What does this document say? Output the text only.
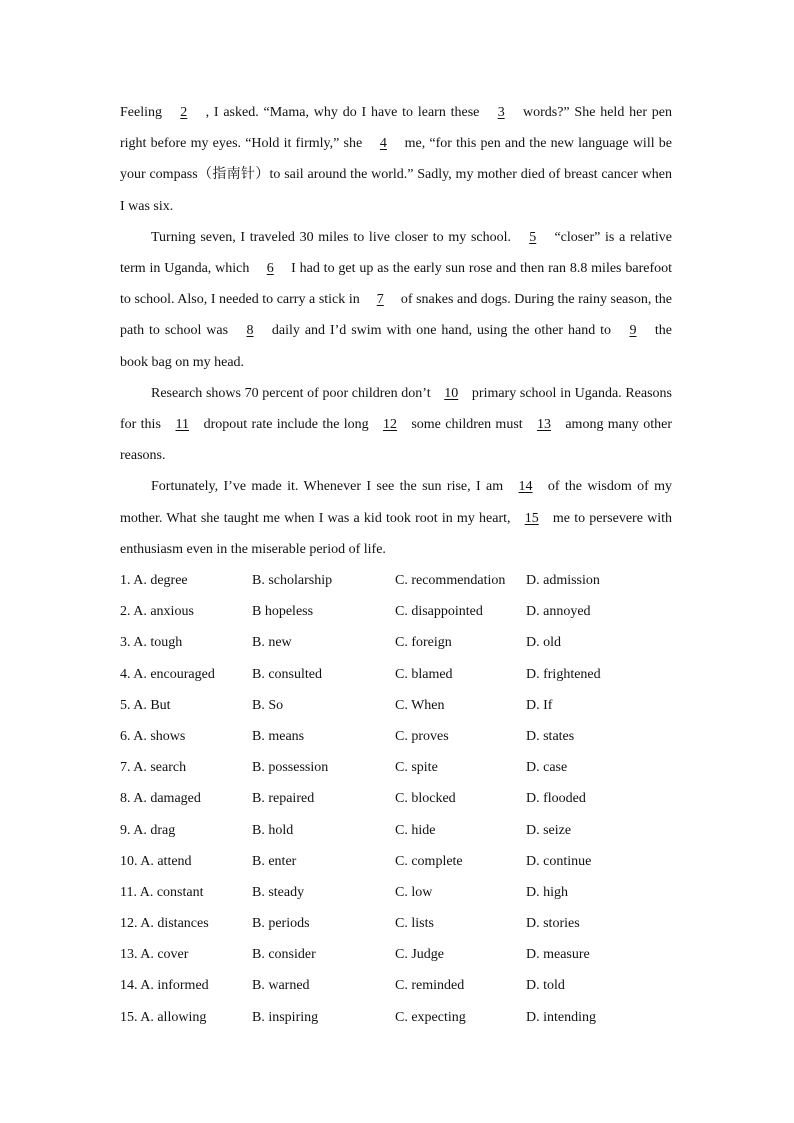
Feeling 2 , I asked. “Mama, why do I have to learn these 3 words?” She held her pen right before my eyes. “Hold it firmly,” she 4 me, “for this pen and the new language will be your compass（指南针）to sail around the world.” Sadly, my mother died of breast cancer when I was six.

Turning seven, I traveled 30 miles to live closer to my school. 5 “closer” is a relative term in Uganda, which 6 I had to get up as the early sun rose and then ran 8.8 miles barefoot to school. Also, I needed to carry a stick in 7 of snakes and dogs. During the rainy season, the path to school was 8 daily and I’d swim with one hand, using the other hand to 9 the book bag on my head.

Research shows 70 percent of poor children don’t 10 primary school in Uganda. Reasons for this 11 dropout rate include the long 12 some children must 13 among many other reasons.

Fortunately, I’ve made it. Whenever I see the sun rise, I am 14 of the wisdom of my mother. What she taught me when I was a kid took root in my heart, 15 me to persevere with enthusiasm even in the miserable period of life.

1. A. degree	B. scholarship	C. recommendation D. admission
2. A. anxious	B hopeless	C. disappointed	D. annoyed
3. A. tough	B. new	C. foreign	D. old
4. A. encouraged	B. consulted	C. blamed	D. frightened
5. A. But	B. So	C. When	D. If
6. A. shows	B. means	C. proves	D. states
7. A. search	B. possession	C. spite	D. case
8. A. damaged	B. repaired	C. blocked	D. flooded
9. A. drag	B. hold	C. hide	D. seize
10. A. attend	B. enter	C. complete	D. continue
11. A. constant	B. steady	C. low	D. high
12. A. distances	B. periods	C. lists	D. stories
13. A. cover	B. consider	C. Judge	D. measure
14. A. informed	B. warned	C. reminded	D. told
15. A. allowing	B. inspiring	C. expecting	D. intending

GIVEN PROBLEM:
Pull out all lines from the entries above that include the word "Uganda".

WRITTEN RESPONSE:
Turning seven, I traveled 30 miles to live closer to my school. 5 “closer” is a relative term in Uganda, which 6 I had to get up as the early sun rose and then ran 8.8 miles barefoot to school. Also, I needed to carry a stick in 7 of snakes and dogs. During the rainy season, the path to school was 8 daily and I’d swim with one hand, using the other hand to 9 the book bag on my head.
Research shows 70 percent of poor children don’t 10 primary school in Uganda. Reasons for this 11 dropout rate include the long 12 some children must 13 among many other reasons.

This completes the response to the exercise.